ИСХОДНЫЙ ТЕКСТ:
Есть сложность в том, что работа арбитражным управляющим, антикризисное управление и банкротства – то, на чем я как юрист зарабатывал, – от этого пришлось отказаться. Поскольку там нужно вести собрание кредиторов лично, а я не могу вернуться в Россию.
Но правозащитное направление я бросить не могу. Мы работаем с Организацией Объединенных Наций. Для меня это честь, ведь это самый высший международный орган, который отстаивает международный стандарт прав человека с тех пор, как в 1948 году после окончания Второй мировой войны была принята Всеобщая декларация прав человека. Это именно то достояние, за которое боролись наши предки, – права человека: права личности, гражданские и политические права и свободы. У нас нет никаких личных корыстных интересов, мы просто защищаем людей, которые к нам обращаются. В соответствии с международным стандартом, который установлен уже более 70 лет назад.
– С тех пор, как вы вынужденно оказались за рубежом, поступили в "Сибирь без пыток" новые заявления, жалобы?
– С начала года уже три подтвержденных случая, над ними мы работаем. А вообще разные жалобы почти каждый день поступают. Но не все мы можем взять в работу, потому что некоторые очень старые, а по другим, даже свежим, нет достаточных доказательств.
– Святослав, вы решили, будете ли просить политического убежища в Болгарии или какой-либо другой стране?
– Я не буду просить политического убежища, потому что я намерен вернуться в Россию, когда власти начнут тщательно и объективно расследовать дело. Я готов к возвращению, я патриот своей родины, хочу работать и помогать людям в Иркутске, родной области. И готов взаимодействовать с властями в рамках Конституции, международного законодательства и наших федеральных кодексов. Мы ничего противозаконного не делаем, за что меня можно было бы преследовать.
– А что именно станет для вас знаком того, что можно вернуться в Россию?

О ЗАДАНИИ: Продолжите интервью с юристом из «Сибири без пыток», начав сразу после последнего вопроса.

ДАННЫЕ ДЛЯ АНАЛИЗА:
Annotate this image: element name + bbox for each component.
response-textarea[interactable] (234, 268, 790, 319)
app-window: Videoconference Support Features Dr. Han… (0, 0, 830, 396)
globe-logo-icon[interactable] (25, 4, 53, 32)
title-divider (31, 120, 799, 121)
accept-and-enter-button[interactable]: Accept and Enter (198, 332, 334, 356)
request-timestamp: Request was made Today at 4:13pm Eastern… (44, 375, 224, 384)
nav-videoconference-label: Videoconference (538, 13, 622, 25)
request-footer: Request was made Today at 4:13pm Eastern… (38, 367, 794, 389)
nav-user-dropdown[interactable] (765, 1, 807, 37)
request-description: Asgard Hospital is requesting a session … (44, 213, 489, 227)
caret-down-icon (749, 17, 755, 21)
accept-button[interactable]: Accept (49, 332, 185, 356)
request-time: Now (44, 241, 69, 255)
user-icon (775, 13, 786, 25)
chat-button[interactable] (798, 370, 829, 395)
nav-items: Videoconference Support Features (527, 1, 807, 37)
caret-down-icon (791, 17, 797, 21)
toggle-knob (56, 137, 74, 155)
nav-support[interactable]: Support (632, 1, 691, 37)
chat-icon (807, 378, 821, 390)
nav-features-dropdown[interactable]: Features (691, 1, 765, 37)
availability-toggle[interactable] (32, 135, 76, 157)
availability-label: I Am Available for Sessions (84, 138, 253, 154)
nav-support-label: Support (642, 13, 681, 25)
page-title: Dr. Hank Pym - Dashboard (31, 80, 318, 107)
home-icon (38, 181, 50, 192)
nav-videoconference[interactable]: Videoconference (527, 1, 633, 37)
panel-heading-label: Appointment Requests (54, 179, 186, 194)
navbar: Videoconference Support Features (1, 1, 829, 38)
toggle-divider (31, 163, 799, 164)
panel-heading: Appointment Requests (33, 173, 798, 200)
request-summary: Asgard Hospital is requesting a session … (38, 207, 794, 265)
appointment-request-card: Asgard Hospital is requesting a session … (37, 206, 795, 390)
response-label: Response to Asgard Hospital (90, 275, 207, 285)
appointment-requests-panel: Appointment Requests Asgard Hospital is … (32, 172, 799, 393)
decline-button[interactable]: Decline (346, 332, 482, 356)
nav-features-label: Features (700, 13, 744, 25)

РЕЗУЛЬТАТ УПРАЖНЕНИЯ:
Сообщение передали такое: если я приеду в Россию, то на меня сразу будет заведено дело об экстремизме
– Как минимум, когда вернут деньги, оргтехнику. Тогда мы увидим, что претензии в отношении меня сняты. Потому что сейчас я неофициально из двух разных независимых источников узнал, что нахожусь в оперативном розыске – на меня поставлен "сторожевичок". Это система "Магистраль", курирующая РЖД-перевозки, авиасообщение. Это означает, что если я въеду в Россию, меня возьмут сразу на въезде: если я билет возьму, поеду, допустим, на поезде или на автобусе. При том при всем у меня статуса никакого нет. Поскольку в оперативный розыск не объявляют людей, у которых нет статуса – только тех, у кого есть процессуальный статус: свидетель, подозреваемый или обвиняемый. Раз нет статуса, нет основания. Но в систему при этом я внесен.
– То есть в эту систему вас внесли в обход закона?
– Конечно, незаконно. И это можно сделать только путем личных связей с работниками системы. По всей видимости, так это и произошло.
– В федеральном розыске вы официально не числитесь?
– Нет.
– По поводу информации о заведенном на вас уголовном деле об экстремизме – что вам об этом известно?
– Буквально сегодня мне эту информацию подтвердил надежный источник, он работает в ведомстве, поэтому раскрыть его не могу. Сообщил, что дело об экстремизме на меня уже заведено. Позвоните в Центр "Э" МВД Иркутской области – они-то наверняка знают. Так вот, по словам источника, якобы у меня изъяли какую-то запрещенную литературу. Во-первых, никакой экстремистской литературы я не читаю, я же правозащитник, законы знаю. Во-вторых, во время обысков они не изымали никакую литературу, по словам очевидцев, ни одной книги не вынесли.
В пресс-службе МВД по Иркутской области на просьбу редакции прокомментировать информацию об уголовном преследовании Святослава Хроменкова по статье об экстремизме не ответили. Комментарий начальника Центра по противодействию экстремизму МВД по Приангарью Ивана Силина получить также не удалось – по его рабочему телефону никто не отвечает.